• **SET PROBLEM**: Pull out every line from the listing that has the word "this".

+++ RECORD SET

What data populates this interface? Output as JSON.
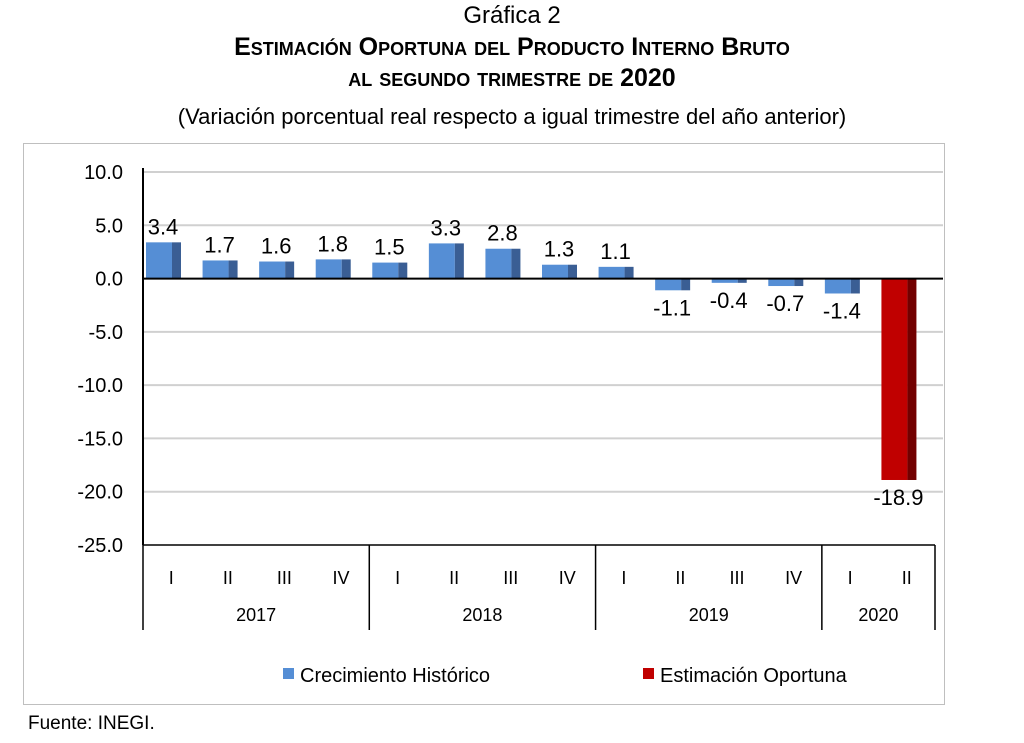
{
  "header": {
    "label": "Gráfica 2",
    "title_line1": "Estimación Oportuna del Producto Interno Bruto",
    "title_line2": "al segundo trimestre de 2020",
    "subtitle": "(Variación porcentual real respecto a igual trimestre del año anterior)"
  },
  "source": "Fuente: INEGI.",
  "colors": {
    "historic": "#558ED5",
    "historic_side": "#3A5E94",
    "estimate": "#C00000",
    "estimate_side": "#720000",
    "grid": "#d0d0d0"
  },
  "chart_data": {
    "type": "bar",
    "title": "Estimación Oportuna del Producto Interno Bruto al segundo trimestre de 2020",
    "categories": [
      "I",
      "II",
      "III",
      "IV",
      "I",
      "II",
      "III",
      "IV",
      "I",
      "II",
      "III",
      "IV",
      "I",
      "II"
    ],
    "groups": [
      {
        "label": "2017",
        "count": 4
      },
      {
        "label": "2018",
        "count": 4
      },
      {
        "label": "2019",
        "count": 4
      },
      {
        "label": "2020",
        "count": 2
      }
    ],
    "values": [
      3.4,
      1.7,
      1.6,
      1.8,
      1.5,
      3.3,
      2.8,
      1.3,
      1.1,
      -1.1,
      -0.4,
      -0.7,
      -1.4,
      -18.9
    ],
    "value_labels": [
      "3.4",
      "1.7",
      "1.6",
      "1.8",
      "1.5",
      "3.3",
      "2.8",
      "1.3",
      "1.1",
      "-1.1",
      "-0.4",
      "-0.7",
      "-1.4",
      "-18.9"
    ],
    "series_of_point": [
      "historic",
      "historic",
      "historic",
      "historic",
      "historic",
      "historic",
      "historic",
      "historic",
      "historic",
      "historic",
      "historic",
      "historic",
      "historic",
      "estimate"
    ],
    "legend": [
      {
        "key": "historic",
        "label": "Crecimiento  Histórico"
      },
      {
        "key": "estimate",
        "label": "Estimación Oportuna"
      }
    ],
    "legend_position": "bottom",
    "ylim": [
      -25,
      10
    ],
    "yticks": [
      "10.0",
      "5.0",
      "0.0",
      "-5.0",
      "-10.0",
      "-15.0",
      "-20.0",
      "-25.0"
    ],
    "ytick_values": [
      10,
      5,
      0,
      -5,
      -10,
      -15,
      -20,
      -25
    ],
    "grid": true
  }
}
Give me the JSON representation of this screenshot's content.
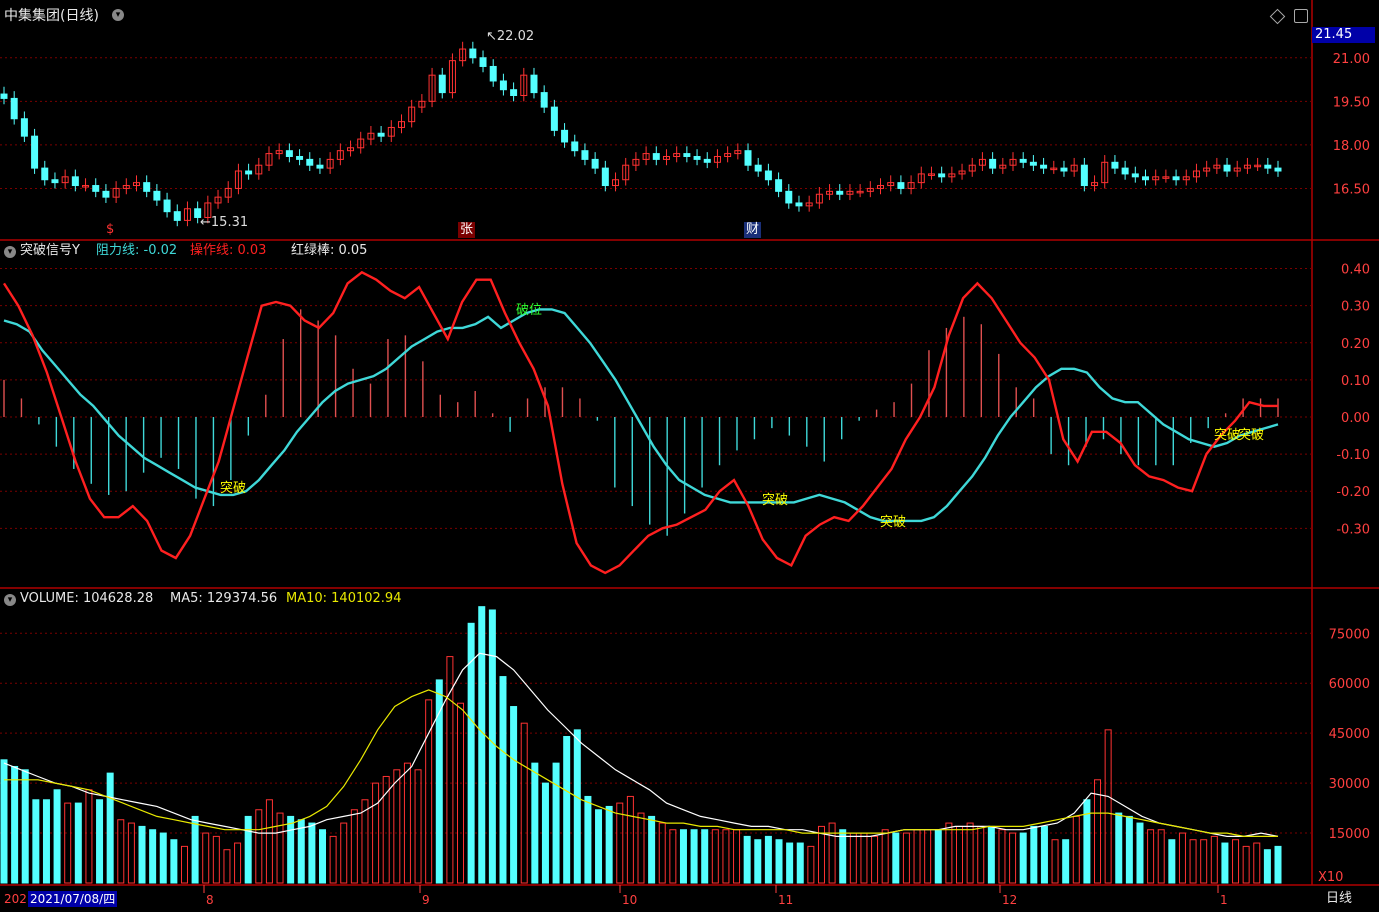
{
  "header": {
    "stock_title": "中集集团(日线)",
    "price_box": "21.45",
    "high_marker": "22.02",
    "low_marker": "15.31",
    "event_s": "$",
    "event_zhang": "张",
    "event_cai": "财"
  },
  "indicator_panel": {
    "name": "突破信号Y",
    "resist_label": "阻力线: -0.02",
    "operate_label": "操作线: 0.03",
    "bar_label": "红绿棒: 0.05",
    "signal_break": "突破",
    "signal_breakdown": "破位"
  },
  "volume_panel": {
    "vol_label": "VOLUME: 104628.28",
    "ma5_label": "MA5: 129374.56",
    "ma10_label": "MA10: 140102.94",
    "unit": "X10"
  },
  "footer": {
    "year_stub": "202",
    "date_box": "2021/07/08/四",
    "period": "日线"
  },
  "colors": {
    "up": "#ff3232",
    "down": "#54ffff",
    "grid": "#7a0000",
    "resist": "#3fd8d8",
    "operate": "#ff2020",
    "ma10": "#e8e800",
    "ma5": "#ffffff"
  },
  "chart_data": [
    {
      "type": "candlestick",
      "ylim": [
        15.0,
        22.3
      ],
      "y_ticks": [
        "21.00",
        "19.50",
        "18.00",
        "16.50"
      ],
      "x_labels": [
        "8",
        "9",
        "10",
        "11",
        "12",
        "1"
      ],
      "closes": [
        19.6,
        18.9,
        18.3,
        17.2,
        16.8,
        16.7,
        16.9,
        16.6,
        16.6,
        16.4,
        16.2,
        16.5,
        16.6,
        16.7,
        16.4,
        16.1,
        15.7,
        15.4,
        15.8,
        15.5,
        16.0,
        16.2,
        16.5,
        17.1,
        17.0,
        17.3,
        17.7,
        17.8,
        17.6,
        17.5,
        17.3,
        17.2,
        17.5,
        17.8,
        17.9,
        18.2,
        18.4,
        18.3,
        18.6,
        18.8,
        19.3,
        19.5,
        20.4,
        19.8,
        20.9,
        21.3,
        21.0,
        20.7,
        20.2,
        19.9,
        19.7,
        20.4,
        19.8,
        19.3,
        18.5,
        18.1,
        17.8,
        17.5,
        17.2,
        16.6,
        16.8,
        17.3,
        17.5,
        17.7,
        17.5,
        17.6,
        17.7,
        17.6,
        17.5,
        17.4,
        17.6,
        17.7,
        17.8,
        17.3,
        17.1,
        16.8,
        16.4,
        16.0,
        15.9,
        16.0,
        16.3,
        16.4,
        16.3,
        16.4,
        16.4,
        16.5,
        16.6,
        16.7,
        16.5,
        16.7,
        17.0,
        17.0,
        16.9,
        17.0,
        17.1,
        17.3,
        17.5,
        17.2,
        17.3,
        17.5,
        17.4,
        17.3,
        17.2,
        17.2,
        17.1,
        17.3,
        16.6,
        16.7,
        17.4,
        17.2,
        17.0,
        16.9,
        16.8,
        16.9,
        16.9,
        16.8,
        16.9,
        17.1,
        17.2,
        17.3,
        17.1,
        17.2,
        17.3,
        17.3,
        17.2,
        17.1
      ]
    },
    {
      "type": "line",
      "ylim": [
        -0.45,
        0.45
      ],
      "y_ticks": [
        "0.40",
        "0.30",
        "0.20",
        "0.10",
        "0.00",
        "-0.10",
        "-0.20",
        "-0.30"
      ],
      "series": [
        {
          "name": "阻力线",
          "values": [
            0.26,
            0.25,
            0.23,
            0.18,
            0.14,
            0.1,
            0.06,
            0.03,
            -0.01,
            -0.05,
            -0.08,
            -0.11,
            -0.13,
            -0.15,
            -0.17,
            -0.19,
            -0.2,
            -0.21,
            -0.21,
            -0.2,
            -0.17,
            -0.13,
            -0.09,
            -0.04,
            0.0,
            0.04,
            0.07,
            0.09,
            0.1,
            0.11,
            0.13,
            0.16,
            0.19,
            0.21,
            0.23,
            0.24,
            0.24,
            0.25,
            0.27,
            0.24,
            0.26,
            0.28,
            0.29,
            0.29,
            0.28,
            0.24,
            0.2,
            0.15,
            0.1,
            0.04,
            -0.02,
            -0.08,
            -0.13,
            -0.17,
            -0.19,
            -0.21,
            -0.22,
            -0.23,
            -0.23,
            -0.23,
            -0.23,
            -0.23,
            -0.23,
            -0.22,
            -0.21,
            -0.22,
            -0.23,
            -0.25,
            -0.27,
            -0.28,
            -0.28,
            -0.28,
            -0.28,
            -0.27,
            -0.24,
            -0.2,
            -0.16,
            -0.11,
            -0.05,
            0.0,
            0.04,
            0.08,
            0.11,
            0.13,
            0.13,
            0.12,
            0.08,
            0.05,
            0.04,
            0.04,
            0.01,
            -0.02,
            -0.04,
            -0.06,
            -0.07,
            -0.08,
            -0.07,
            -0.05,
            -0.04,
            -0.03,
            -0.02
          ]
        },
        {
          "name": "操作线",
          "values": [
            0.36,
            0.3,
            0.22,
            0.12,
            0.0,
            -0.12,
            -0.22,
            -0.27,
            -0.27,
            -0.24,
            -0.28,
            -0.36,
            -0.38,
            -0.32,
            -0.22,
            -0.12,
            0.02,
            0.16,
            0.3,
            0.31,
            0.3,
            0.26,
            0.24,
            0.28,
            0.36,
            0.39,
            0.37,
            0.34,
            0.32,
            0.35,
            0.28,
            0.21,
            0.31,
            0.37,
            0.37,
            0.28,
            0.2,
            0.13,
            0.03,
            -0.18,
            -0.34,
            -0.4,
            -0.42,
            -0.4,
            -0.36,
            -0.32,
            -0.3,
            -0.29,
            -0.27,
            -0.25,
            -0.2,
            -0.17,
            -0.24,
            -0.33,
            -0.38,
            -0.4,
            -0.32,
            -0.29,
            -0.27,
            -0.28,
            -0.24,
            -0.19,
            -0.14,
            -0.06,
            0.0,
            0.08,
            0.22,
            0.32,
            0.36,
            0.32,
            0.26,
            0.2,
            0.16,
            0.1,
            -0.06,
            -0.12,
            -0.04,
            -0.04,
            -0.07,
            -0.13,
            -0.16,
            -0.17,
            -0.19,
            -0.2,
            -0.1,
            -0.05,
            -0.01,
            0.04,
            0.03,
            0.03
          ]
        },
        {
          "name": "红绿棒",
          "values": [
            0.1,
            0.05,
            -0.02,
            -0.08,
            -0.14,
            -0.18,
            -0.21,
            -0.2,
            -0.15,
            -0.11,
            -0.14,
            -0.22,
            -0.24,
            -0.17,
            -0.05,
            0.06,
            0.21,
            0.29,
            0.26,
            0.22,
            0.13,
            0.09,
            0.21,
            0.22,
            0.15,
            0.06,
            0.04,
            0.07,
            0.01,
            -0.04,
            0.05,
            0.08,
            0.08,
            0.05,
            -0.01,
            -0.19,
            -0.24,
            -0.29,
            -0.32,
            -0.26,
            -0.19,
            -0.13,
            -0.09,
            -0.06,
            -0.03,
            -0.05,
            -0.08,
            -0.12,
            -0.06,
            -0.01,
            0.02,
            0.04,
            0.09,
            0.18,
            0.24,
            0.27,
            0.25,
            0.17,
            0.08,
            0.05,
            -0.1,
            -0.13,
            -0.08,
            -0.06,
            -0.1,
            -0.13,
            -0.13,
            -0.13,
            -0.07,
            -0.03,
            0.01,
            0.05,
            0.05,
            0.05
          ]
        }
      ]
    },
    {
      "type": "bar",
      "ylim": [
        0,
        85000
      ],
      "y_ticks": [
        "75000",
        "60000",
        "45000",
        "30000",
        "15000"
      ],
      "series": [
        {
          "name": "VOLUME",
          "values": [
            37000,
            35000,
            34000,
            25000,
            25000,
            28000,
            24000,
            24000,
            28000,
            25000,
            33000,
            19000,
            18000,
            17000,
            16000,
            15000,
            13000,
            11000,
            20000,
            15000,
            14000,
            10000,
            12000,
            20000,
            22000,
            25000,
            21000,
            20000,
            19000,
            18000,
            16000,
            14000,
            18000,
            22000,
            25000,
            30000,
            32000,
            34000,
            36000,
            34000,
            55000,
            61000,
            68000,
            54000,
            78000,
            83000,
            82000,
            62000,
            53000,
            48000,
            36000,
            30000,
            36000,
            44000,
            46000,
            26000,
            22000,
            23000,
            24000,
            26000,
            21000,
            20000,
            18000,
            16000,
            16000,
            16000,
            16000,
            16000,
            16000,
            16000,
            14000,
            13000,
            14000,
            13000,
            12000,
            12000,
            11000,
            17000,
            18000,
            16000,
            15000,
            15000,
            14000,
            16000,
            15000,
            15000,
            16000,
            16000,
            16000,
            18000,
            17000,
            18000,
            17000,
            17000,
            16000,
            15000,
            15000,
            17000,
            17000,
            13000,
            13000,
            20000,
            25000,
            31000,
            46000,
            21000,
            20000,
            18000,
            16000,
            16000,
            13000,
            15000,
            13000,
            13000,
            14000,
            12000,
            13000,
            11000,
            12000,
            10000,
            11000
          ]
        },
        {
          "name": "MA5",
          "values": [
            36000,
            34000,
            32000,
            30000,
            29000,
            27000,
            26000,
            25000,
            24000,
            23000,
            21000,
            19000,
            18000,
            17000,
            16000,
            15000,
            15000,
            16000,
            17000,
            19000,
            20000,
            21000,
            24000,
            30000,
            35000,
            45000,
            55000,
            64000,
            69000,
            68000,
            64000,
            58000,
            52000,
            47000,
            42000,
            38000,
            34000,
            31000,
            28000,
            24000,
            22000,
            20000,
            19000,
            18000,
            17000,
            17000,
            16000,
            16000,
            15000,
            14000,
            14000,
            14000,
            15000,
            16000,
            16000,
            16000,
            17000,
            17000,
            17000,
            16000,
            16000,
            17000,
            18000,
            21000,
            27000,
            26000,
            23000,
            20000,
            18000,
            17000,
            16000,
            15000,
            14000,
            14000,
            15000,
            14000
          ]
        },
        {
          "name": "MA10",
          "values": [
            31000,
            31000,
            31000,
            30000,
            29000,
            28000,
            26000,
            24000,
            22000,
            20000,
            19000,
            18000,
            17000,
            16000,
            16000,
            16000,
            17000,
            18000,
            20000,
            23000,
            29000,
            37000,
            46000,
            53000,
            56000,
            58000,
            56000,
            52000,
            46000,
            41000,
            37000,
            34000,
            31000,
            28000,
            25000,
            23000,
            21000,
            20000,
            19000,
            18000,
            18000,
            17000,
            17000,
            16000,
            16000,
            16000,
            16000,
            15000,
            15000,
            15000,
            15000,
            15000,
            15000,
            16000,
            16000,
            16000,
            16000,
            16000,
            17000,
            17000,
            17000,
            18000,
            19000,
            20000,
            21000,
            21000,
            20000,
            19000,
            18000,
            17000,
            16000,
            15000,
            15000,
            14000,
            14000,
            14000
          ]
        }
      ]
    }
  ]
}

++++++

• **THE OUTPUT**:
What data populates this interface? Output as JSON.
Give me the JSON representation of this screenshot's content.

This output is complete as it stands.